- **Task directions**
Rewrite the data below with every "legend-swatch" changed to "legend-marker", leaving everything else as it is.

- **Record excerpts**
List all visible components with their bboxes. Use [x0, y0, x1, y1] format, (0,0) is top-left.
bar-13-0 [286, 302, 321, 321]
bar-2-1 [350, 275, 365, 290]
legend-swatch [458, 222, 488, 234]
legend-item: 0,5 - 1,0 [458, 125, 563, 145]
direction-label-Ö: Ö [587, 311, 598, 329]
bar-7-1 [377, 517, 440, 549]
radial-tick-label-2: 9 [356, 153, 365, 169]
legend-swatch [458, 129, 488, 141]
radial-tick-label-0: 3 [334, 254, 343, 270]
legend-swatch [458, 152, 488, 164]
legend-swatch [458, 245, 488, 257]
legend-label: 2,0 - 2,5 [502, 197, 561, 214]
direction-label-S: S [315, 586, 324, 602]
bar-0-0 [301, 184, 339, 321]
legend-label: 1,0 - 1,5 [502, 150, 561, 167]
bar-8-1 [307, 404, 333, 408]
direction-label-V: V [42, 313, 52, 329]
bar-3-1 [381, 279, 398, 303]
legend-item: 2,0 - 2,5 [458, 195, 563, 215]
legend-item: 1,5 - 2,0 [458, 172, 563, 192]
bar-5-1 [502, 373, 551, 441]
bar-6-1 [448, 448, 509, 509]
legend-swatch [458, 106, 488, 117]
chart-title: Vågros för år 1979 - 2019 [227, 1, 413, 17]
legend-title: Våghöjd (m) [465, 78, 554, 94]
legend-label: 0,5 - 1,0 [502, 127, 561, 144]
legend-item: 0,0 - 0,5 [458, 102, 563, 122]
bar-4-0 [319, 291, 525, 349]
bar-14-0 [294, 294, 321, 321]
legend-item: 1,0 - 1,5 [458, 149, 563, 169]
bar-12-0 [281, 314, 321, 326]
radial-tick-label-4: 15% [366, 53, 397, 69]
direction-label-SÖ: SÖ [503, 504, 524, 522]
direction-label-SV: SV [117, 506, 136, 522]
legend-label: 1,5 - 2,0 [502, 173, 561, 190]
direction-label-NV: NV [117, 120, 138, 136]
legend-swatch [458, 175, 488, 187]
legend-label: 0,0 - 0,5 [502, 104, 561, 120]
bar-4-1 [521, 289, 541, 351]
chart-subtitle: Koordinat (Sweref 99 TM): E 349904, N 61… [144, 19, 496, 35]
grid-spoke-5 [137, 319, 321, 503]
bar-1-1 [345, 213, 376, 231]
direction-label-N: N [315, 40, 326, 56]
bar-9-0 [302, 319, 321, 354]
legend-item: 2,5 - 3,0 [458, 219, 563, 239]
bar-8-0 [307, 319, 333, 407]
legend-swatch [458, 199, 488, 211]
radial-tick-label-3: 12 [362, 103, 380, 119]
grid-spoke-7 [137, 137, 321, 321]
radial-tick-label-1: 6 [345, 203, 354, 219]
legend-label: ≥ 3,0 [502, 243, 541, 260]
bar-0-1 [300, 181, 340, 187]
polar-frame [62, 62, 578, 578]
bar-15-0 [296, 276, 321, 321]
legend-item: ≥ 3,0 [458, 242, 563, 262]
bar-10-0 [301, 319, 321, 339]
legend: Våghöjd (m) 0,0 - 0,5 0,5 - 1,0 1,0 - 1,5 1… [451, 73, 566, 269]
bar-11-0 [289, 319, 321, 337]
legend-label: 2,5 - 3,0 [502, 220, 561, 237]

- **Worked solution**
List all visible components with their bboxes. Use [x0, y0, x1, y1] format, (0,0) is top-left.
bar-13-0 [286, 302, 321, 321]
bar-2-1 [350, 275, 365, 290]
legend-marker [458, 222, 488, 234]
legend-item: 0,5 - 1,0 [458, 125, 563, 145]
direction-label-Ö: Ö [587, 311, 598, 329]
bar-7-1 [377, 517, 440, 549]
radial-tick-label-2: 9 [356, 153, 365, 169]
legend-marker [458, 129, 488, 141]
radial-tick-label-0: 3 [334, 254, 343, 270]
legend-marker [458, 152, 488, 164]
legend-marker [458, 245, 488, 257]
legend-label: 2,0 - 2,5 [502, 197, 561, 214]
direction-label-S: S [315, 586, 324, 602]
bar-0-0 [301, 184, 339, 321]
legend-label: 1,0 - 1,5 [502, 150, 561, 167]
bar-8-1 [307, 404, 333, 408]
direction-label-V: V [42, 313, 52, 329]
bar-3-1 [381, 279, 398, 303]
legend-item: 2,0 - 2,5 [458, 195, 563, 215]
legend-item: 1,5 - 2,0 [458, 172, 563, 192]
bar-5-1 [502, 373, 551, 441]
bar-6-1 [448, 448, 509, 509]
legend-marker [458, 106, 488, 117]
chart-title: Vågros för år 1979 - 2019 [227, 1, 413, 17]
legend-title: Våghöjd (m) [465, 78, 554, 94]
legend-label: 0,5 - 1,0 [502, 127, 561, 144]
legend-item: 0,0 - 0,5 [458, 102, 563, 122]
bar-4-0 [319, 291, 525, 349]
bar-14-0 [294, 294, 321, 321]
legend-item: 1,0 - 1,5 [458, 149, 563, 169]
bar-12-0 [281, 314, 321, 326]
radial-tick-label-4: 15% [366, 53, 397, 69]
direction-label-SÖ: SÖ [503, 504, 524, 522]
direction-label-SV: SV [117, 506, 136, 522]
legend-label: 1,5 - 2,0 [502, 173, 561, 190]
direction-label-NV: NV [117, 120, 138, 136]
legend-marker [458, 175, 488, 187]
legend-label: 0,0 - 0,5 [502, 104, 561, 120]
bar-4-1 [521, 289, 541, 351]
chart-subtitle: Koordinat (Sweref 99 TM): E 349904, N 61… [144, 19, 496, 35]
grid-spoke-5 [137, 319, 321, 503]
bar-1-1 [345, 213, 376, 231]
direction-label-N: N [315, 40, 326, 56]
bar-9-0 [302, 319, 321, 354]
legend-item: 2,5 - 3,0 [458, 219, 563, 239]
bar-8-0 [307, 319, 333, 407]
legend-marker [458, 199, 488, 211]
radial-tick-label-3: 12 [362, 103, 380, 119]
grid-spoke-7 [137, 137, 321, 321]
radial-tick-label-1: 6 [345, 203, 354, 219]
legend-label: ≥ 3,0 [502, 243, 541, 260]
bar-0-1 [300, 181, 340, 187]
polar-frame [62, 62, 578, 578]
bar-15-0 [296, 276, 321, 321]
legend-item: ≥ 3,0 [458, 242, 563, 262]
bar-10-0 [301, 319, 321, 339]
legend: Våghöjd (m) 0,0 - 0,5 0,5 - 1,0 1,0 - 1,5 1… [451, 73, 566, 269]
bar-11-0 [289, 319, 321, 337]
legend-label: 2,5 - 3,0 [502, 220, 561, 237]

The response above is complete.